Objective: Provide the data again in its entirety, exactly as given.

Dataset:

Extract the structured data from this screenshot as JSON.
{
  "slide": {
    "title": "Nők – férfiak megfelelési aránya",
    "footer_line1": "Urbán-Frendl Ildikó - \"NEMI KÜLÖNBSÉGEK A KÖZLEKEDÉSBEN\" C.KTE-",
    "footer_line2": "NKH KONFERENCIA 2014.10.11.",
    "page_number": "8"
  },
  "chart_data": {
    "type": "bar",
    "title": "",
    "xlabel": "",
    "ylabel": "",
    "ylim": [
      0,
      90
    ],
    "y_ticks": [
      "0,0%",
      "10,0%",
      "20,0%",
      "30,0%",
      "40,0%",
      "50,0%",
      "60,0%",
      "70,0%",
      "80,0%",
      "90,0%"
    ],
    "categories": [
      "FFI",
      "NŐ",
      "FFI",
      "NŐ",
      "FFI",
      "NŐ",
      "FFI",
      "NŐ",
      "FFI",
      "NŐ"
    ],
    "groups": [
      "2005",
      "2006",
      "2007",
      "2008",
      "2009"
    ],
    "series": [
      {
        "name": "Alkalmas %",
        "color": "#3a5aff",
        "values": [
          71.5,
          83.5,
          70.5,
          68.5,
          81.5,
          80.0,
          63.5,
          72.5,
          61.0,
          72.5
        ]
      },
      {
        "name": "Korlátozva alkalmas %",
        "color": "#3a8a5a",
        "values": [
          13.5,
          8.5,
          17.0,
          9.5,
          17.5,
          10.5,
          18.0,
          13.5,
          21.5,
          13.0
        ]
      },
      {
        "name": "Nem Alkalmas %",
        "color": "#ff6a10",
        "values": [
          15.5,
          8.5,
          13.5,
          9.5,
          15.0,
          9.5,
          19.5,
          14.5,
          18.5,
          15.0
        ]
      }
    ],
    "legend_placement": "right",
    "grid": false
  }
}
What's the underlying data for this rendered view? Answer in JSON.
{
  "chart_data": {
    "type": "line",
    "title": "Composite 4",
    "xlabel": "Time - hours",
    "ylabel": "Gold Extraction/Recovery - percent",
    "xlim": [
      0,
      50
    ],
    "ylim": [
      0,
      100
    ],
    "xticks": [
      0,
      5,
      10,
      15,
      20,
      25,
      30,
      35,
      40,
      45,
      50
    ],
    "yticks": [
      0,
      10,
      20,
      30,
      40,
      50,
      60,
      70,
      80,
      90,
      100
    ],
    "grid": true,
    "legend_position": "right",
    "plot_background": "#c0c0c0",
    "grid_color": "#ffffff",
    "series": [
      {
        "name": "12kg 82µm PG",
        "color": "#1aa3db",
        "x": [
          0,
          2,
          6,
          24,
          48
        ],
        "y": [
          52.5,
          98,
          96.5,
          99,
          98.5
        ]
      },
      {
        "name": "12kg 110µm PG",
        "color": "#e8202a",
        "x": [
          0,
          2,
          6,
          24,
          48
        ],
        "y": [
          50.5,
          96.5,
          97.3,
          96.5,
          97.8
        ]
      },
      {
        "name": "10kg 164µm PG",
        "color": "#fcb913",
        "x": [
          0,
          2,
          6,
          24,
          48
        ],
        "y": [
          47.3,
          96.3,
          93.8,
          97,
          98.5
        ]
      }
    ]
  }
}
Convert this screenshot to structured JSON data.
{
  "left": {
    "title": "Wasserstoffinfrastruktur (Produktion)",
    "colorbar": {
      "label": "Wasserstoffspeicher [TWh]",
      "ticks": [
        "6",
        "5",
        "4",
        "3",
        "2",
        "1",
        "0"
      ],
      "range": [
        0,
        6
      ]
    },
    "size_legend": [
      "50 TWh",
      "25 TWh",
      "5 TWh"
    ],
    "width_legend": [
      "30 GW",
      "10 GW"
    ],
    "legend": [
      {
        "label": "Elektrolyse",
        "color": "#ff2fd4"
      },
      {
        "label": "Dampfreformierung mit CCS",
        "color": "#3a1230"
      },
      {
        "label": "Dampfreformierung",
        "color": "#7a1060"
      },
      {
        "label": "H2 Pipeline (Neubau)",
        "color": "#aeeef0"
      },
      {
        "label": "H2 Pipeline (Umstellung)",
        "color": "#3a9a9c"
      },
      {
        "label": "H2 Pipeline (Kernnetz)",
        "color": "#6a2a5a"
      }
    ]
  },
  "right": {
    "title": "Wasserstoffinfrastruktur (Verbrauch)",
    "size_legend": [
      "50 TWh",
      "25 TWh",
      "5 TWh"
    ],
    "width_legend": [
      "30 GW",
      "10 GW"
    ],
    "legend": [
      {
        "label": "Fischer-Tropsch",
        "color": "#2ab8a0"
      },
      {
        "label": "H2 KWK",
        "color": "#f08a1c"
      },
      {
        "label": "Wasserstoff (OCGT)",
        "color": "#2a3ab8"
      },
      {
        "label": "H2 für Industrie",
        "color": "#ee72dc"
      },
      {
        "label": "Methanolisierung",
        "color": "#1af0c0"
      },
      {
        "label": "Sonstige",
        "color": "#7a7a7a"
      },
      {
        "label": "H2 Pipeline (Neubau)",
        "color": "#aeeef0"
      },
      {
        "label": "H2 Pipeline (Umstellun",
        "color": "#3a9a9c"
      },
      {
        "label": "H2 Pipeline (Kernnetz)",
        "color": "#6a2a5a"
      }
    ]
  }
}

Task solution:
Extract the structured data from this screenshot as JSON.
{
  "slide": {
    "title": "Nők – férfiak megfelelési aránya",
    "footer_line1": "Urbán-Frendl Ildikó - \"NEMI KÜLÖNBSÉGEK A KÖZLEKEDÉSBEN\" C.KTE-",
    "footer_line2": "NKH KONFERENCIA 2014.10.11.",
    "page_number": "8"
  },
  "chart_data": {
    "type": "bar",
    "title": "",
    "xlabel": "",
    "ylabel": "",
    "ylim": [
      0,
      90
    ],
    "y_ticks": [
      "0,0%",
      "10,0%",
      "20,0%",
      "30,0%",
      "40,0%",
      "50,0%",
      "60,0%",
      "70,0%",
      "80,0%",
      "90,0%"
    ],
    "categories": [
      "FFI",
      "NŐ",
      "FFI",
      "NŐ",
      "FFI",
      "NŐ",
      "FFI",
      "NŐ",
      "FFI",
      "NŐ"
    ],
    "groups": [
      "2005",
      "2006",
      "2007",
      "2008",
      "2009"
    ],
    "series": [
      {
        "name": "Alkalmas %",
        "color": "#3a5aff",
        "values": [
          71.5,
          83.5,
          70.5,
          68.5,
          81.5,
          80.0,
          63.5,
          72.5,
          61.0,
          72.5
        ]
      },
      {
        "name": "Korlátozva alkalmas %",
        "color": "#3a8a5a",
        "values": [
          13.5,
          8.5,
          17.0,
          9.5,
          17.5,
          10.5,
          18.0,
          13.5,
          21.5,
          13.0
        ]
      },
      {
        "name": "Nem Alkalmas %",
        "color": "#ff6a10",
        "values": [
          15.5,
          8.5,
          13.5,
          9.5,
          15.0,
          9.5,
          19.5,
          14.5,
          18.5,
          15.0
        ]
      }
    ],
    "legend_placement": "right",
    "grid": false
  }
}
What's the underlying data for this rendered view? Answer in JSON.
{
  "chart_data": {
    "type": "line",
    "title": "Composite 4",
    "xlabel": "Time - hours",
    "ylabel": "Gold Extraction/Recovery - percent",
    "xlim": [
      0,
      50
    ],
    "ylim": [
      0,
      100
    ],
    "xticks": [
      0,
      5,
      10,
      15,
      20,
      25,
      30,
      35,
      40,
      45,
      50
    ],
    "yticks": [
      0,
      10,
      20,
      30,
      40,
      50,
      60,
      70,
      80,
      90,
      100
    ],
    "grid": true,
    "legend_position": "right",
    "plot_background": "#c0c0c0",
    "grid_color": "#ffffff",
    "series": [
      {
        "name": "12kg 82µm PG",
        "color": "#1aa3db",
        "x": [
          0,
          2,
          6,
          24,
          48
        ],
        "y": [
          52.5,
          98,
          96.5,
          99,
          98.5
        ]
      },
      {
        "name": "12kg 110µm PG",
        "color": "#e8202a",
        "x": [
          0,
          2,
          6,
          24,
          48
        ],
        "y": [
          50.5,
          96.5,
          97.3,
          96.5,
          97.8
        ]
      },
      {
        "name": "10kg 164µm PG",
        "color": "#fcb913",
        "x": [
          0,
          2,
          6,
          24,
          48
        ],
        "y": [
          47.3,
          96.3,
          93.8,
          97,
          98.5
        ]
      }
    ]
  }
}
Convert this screenshot to structured JSON data.
{
  "left": {
    "title": "Wasserstoffinfrastruktur (Produktion)",
    "colorbar": {
      "label": "Wasserstoffspeicher [TWh]",
      "ticks": [
        "6",
        "5",
        "4",
        "3",
        "2",
        "1",
        "0"
      ],
      "range": [
        0,
        6
      ]
    },
    "size_legend": [
      "50 TWh",
      "25 TWh",
      "5 TWh"
    ],
    "width_legend": [
      "30 GW",
      "10 GW"
    ],
    "legend": [
      {
        "label": "Elektrolyse",
        "color": "#ff2fd4"
      },
      {
        "label": "Dampfreformierung mit CCS",
        "color": "#3a1230"
      },
      {
        "label": "Dampfreformierung",
        "color": "#7a1060"
      },
      {
        "label": "H2 Pipeline (Neubau)",
        "color": "#aeeef0"
      },
      {
        "label": "H2 Pipeline (Umstellung)",
        "color": "#3a9a9c"
      },
      {
        "label": "H2 Pipeline (Kernnetz)",
        "color": "#6a2a5a"
      }
    ]
  },
  "right": {
    "title": "Wasserstoffinfrastruktur (Verbrauch)",
    "size_legend": [
      "50 TWh",
      "25 TWh",
      "5 TWh"
    ],
    "width_legend": [
      "30 GW",
      "10 GW"
    ],
    "legend": [
      {
        "label": "Fischer-Tropsch",
        "color": "#2ab8a0"
      },
      {
        "label": "H2 KWK",
        "color": "#f08a1c"
      },
      {
        "label": "Wasserstoff (OCGT)",
        "color": "#2a3ab8"
      },
      {
        "label": "H2 für Industrie",
        "color": "#ee72dc"
      },
      {
        "label": "Methanolisierung",
        "color": "#1af0c0"
      },
      {
        "label": "Sonstige",
        "color": "#7a7a7a"
      },
      {
        "label": "H2 Pipeline (Neubau)",
        "color": "#aeeef0"
      },
      {
        "label": "H2 Pipeline (Umstellun",
        "color": "#3a9a9c"
      },
      {
        "label": "H2 Pipeline (Kernnetz)",
        "color": "#6a2a5a"
      }
    ]
  }
}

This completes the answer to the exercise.